[DESCRIPTION OF THE TASK]:
From the records below, pull each line that has "Poll".

[Dataset rows about figures]:
────────
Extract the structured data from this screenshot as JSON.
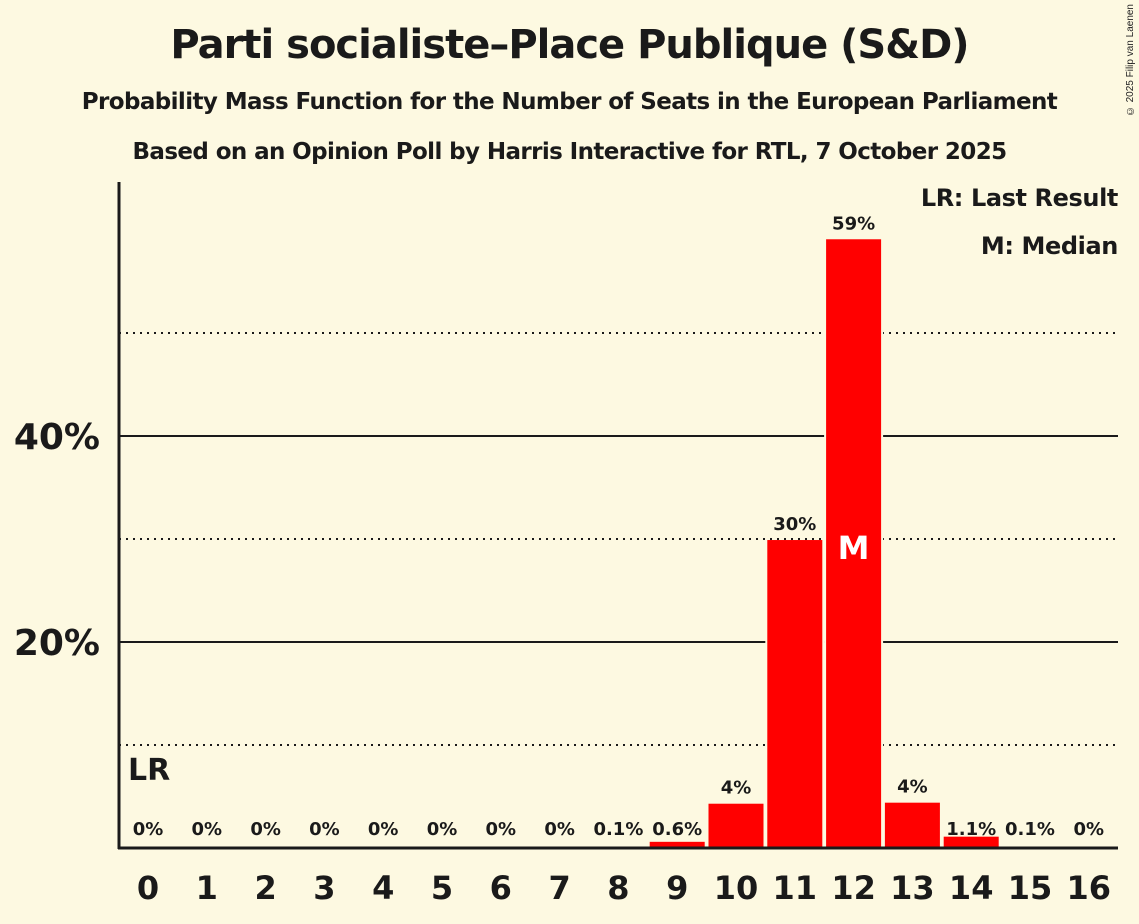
{
  "header": {
    "title": "Parti socialiste–Place Publique (S&D)",
    "subtitle": "Probability Mass Function for the Number of Seats in the European Parliament",
    "subtitle2": "Based on an Opinion Poll by Harris Interactive for RTL, 7 October 2025",
    "copyright": "© 2025 Filip van Laenen"
  },
  "legend": {
    "last_result": "LR: Last Result",
    "median": "M: Median"
  },
  "colors": {
    "background": "#fdf9e1",
    "bar": "#ff0000",
    "text": "#1a1a1a",
    "median_marker": "#ffffff"
  },
  "chart_data": {
    "type": "bar",
    "title": "Parti socialiste–Place Publique (S&D)",
    "subtitle": "Probability Mass Function for the Number of Seats in the European Parliament",
    "caption": "Based on an Opinion Poll by Harris Interactive for RTL, 7 October 2025",
    "xlabel": "",
    "ylabel": "",
    "categories": [
      "0",
      "1",
      "2",
      "3",
      "4",
      "5",
      "6",
      "7",
      "8",
      "9",
      "10",
      "11",
      "12",
      "13",
      "14",
      "15",
      "16"
    ],
    "values": [
      0,
      0,
      0,
      0,
      0,
      0,
      0,
      0,
      0.1,
      0.6,
      4.3,
      29.9,
      59.1,
      4.4,
      1.1,
      0.1,
      0
    ],
    "value_labels": [
      "0%",
      "0%",
      "0%",
      "0%",
      "0%",
      "0%",
      "0%",
      "0%",
      "0.1%",
      "0.6%",
      "4%",
      "30%",
      "59%",
      "4%",
      "1.1%",
      "0.1%",
      "0%"
    ],
    "ylim": [
      0,
      64
    ],
    "yticks": [
      {
        "value": 20,
        "label": "20%",
        "style": "solid"
      },
      {
        "value": 40,
        "label": "40%",
        "style": "solid"
      }
    ],
    "minor_gridlines": [
      10,
      30,
      50
    ],
    "grid": true,
    "annotations": [
      {
        "category": "0",
        "text": "LR",
        "meaning": "Last Result"
      },
      {
        "category": "12",
        "text": "M",
        "meaning": "Median"
      }
    ],
    "legend": [
      "LR: Last Result",
      "M: Median"
    ],
    "legend_position": "top-right"
  }
}
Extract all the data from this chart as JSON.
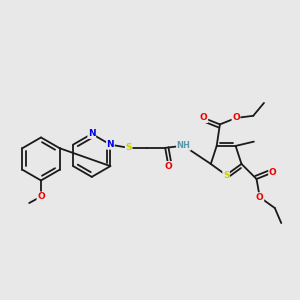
────────
[FULL ANSWER]:
    "subtitle2": "Based on an Opinion Poll by Harris Interactive for RTL, 7 October 2025",
    "caption": "Based on an Opinion Poll by Harris Interactive for RTL, 7 October 2025",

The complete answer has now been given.